What is asked
Send back all the data below, exactly as given.

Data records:
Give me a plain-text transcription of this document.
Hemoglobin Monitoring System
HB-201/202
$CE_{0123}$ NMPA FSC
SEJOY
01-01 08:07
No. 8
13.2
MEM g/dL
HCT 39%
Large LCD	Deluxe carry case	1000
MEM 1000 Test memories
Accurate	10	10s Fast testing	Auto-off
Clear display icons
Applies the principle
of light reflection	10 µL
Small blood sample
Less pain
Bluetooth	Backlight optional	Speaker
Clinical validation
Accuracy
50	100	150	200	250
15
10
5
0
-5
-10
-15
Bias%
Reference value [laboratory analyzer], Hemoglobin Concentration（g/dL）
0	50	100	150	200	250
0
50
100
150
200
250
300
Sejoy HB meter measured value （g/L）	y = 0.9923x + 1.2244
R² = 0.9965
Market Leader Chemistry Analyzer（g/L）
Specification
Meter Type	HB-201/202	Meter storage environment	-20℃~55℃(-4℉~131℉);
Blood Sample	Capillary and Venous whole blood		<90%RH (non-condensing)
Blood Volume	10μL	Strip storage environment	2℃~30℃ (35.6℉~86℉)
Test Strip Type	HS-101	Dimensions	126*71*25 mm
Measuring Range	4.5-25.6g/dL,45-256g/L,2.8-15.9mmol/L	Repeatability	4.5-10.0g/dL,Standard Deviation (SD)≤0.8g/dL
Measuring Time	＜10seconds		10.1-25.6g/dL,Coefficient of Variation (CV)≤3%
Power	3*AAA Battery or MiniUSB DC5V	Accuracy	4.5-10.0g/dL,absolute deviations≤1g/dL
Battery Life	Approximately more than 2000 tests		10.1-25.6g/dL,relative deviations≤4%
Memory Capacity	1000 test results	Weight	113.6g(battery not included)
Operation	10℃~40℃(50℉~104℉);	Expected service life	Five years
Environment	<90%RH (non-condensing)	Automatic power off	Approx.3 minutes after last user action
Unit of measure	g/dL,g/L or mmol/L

Solution to this exercise
Give me a plain-text transcription of this document.
Hemoglobin Monitoring System
HB-201/202
$CE_{0123}$ NMPA FSC
SEJOY
01-01 08:07
No. 8
13.2
MEM g/dL
HCT 39%
Large LCD	Deluxe carry case	1000
MEM 1000 Test memories
Accurate	10	10s Fast testing	Auto-off
Clear display icons
Applies the principle
of light reflection	10 µL
Small blood sample
Less pain
Bluetooth	Backlight optional	Speaker
Clinical validation
Accuracy
50	100	150	200	250
15
10
5
0
-5
-10
-15
Bias%
Reference value [laboratory analyzer], Hemoglobin Concentration（g/dL）
0	50	100	150	200	250
0
50
100
150
200
250
300
Sejoy HB meter measured value （g/L）	y = 0.9923x + 1.2244
R² = 0.9965
Market Leader Chemistry Analyzer（g/L）
Specification
Meter Type	HB-201/202	Meter storage environment	-20℃~55℃(-4℉~131℉);
Blood Sample	Capillary and Venous whole blood		<90%RH (non-condensing)
Blood Volume	10μL	Strip storage environment	2℃~30℃ (35.6℉~86℉)
Test Strip Type	HS-101	Dimensions	126*71*25 mm
Measuring Range	4.5-25.6g/dL,45-256g/L,2.8-15.9mmol/L	Repeatability	4.5-10.0g/dL,Standard Deviation (SD)≤0.8g/dL
Measuring Time	＜10seconds		10.1-25.6g/dL,Coefficient of Variation (CV)≤3%
Power	3*AAA Battery or MiniUSB DC5V	Accuracy	4.5-10.0g/dL,absolute deviations≤1g/dL
Battery Life	Approximately more than 2000 tests		10.1-25.6g/dL,relative deviations≤4%
Memory Capacity	1000 test results	Weight	113.6g(battery not included)
Operation	10℃~40℃(50℉~104℉);	Expected service life	Five years
Environment	<90%RH (non-condensing)	Automatic power off	Approx.3 minutes after last user action
Unit of measure	g/dL,g/L or mmol/L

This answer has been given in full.